— start —
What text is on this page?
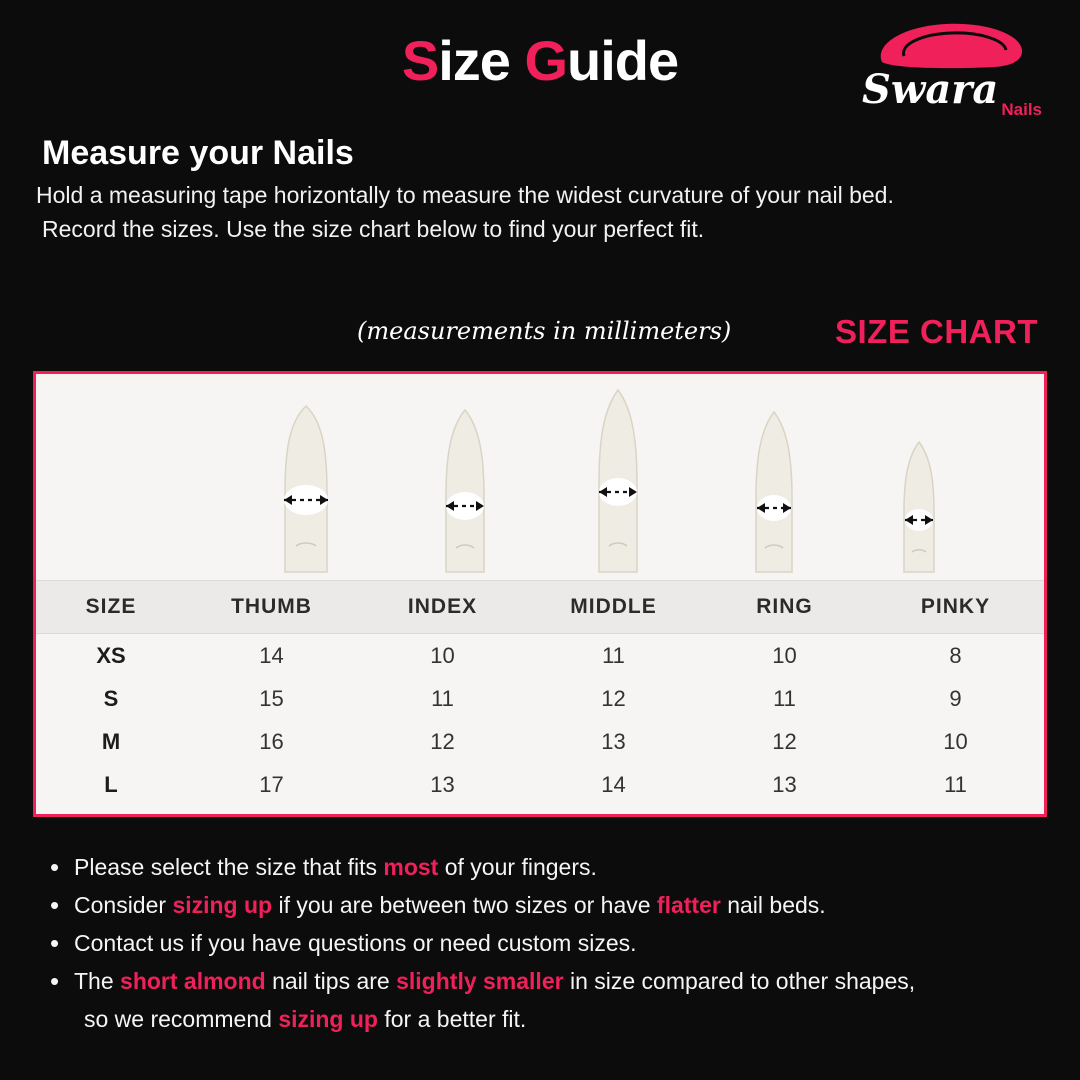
Size Guide	Swara Nails
Measure your Nails
Hold a measuring tape horizontally to measure the widest curvature of your nail bed.
Record the sizes. Use the size chart below to find your perfect fit.
(measurements in millimeters)	SIZE CHART
SIZE	THUMB	INDEX	MIDDLE	RING	PINKY
XS	14	10	11	10	8
S	15	11	12	11	9
M	16	12	13	12	10
L	17	13	14	13	11
• Please select the size that fits most of your fingers.
• Consider sizing up if you are between two sizes or have flatter nail beds.
• Contact us if you have questions or need custom sizes.
• The short almond nail tips are slightly smaller in size compared to other shapes,
so we recommend sizing up for a better fit.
— end —
* YOUR INSTRUCTIONS: Write the records above out again exactly, with no pictures in your copy.

* COMPLETE OUTPUT:
What text is on this page?
Size Guide	Swara Nails
Measure your Nails
Hold a measuring tape horizontally to measure the widest curvature of your nail bed.
Record the sizes. Use the size chart below to find your perfect fit.
(measurements in millimeters)	SIZE CHART
SIZE	THUMB	INDEX	MIDDLE	RING	PINKY
XS	14	10	11	10	8
S	15	11	12	11	9
M	16	12	13	12	10
L	17	13	14	13	11
• Please select the size that fits most of your fingers.
• Consider sizing up if you are between two sizes or have flatter nail beds.
• Contact us if you have questions or need custom sizes.
• The short almond nail tips are slightly smaller in size compared to other shapes,
so we recommend sizing up for a better fit.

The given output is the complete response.